EXERCISE AIM =>
Only a number is wanted: the count of lines in this listing that contain "text".

--- begin DATA LISTING ---

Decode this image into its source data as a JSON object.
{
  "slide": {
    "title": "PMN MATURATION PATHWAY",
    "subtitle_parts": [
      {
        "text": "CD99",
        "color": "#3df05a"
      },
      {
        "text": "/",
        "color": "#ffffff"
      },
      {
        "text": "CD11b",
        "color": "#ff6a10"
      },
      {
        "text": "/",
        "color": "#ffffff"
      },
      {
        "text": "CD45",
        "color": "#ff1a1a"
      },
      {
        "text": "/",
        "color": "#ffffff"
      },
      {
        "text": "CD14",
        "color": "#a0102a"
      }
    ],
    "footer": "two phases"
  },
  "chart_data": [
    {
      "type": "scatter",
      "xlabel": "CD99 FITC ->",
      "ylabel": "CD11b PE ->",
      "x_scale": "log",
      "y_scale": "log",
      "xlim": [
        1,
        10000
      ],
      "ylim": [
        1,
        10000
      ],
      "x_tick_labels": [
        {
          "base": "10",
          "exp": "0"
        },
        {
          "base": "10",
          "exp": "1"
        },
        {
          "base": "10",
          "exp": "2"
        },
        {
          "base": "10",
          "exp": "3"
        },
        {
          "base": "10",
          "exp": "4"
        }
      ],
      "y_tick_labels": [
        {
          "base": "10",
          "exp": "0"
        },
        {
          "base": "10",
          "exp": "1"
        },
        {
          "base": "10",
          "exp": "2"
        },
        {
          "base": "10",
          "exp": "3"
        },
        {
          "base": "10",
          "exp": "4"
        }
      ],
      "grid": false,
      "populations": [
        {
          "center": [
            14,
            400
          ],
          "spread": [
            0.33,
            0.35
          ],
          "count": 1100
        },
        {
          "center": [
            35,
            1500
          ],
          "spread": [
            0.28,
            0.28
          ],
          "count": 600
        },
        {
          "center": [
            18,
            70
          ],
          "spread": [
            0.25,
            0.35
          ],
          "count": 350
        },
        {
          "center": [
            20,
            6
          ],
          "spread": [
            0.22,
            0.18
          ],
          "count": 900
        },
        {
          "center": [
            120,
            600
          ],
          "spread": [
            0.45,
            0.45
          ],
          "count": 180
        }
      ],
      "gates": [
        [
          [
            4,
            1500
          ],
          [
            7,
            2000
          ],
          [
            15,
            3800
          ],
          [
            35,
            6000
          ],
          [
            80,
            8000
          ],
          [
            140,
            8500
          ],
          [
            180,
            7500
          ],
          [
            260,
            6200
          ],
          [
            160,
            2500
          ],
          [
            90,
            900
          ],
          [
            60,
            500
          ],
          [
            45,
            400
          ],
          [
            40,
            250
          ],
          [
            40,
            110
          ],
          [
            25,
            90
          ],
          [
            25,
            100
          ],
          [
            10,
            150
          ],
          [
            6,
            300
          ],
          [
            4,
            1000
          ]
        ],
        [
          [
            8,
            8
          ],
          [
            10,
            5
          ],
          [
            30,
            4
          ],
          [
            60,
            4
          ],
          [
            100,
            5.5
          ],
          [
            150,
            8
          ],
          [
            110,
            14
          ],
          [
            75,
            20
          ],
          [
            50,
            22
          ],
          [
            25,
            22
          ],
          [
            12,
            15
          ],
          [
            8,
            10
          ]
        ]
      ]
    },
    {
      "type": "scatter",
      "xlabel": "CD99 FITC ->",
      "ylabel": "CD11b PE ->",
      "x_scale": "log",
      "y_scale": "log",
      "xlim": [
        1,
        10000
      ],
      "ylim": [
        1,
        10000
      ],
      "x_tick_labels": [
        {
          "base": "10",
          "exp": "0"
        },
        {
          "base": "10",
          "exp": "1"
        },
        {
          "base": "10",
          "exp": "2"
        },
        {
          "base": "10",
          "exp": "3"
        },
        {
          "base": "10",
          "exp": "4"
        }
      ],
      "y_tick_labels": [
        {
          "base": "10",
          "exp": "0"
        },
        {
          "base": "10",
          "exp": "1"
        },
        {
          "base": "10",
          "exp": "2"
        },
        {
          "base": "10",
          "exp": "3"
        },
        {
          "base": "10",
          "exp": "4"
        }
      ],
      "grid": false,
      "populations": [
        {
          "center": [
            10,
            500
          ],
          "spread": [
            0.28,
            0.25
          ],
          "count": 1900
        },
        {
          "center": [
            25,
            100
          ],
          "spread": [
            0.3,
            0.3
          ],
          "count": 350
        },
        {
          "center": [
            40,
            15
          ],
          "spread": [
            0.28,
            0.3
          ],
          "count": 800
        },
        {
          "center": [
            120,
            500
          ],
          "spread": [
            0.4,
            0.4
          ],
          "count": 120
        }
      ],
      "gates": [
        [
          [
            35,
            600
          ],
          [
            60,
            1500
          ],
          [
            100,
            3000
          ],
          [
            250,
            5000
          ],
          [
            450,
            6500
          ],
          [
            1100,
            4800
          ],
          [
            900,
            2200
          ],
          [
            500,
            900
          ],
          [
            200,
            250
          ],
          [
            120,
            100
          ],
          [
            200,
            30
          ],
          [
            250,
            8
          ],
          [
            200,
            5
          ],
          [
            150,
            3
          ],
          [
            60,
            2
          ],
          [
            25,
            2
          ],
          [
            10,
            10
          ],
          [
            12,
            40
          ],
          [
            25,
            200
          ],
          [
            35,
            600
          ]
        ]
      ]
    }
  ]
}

--- end DATA LISTING ---

RESPONSE =>
7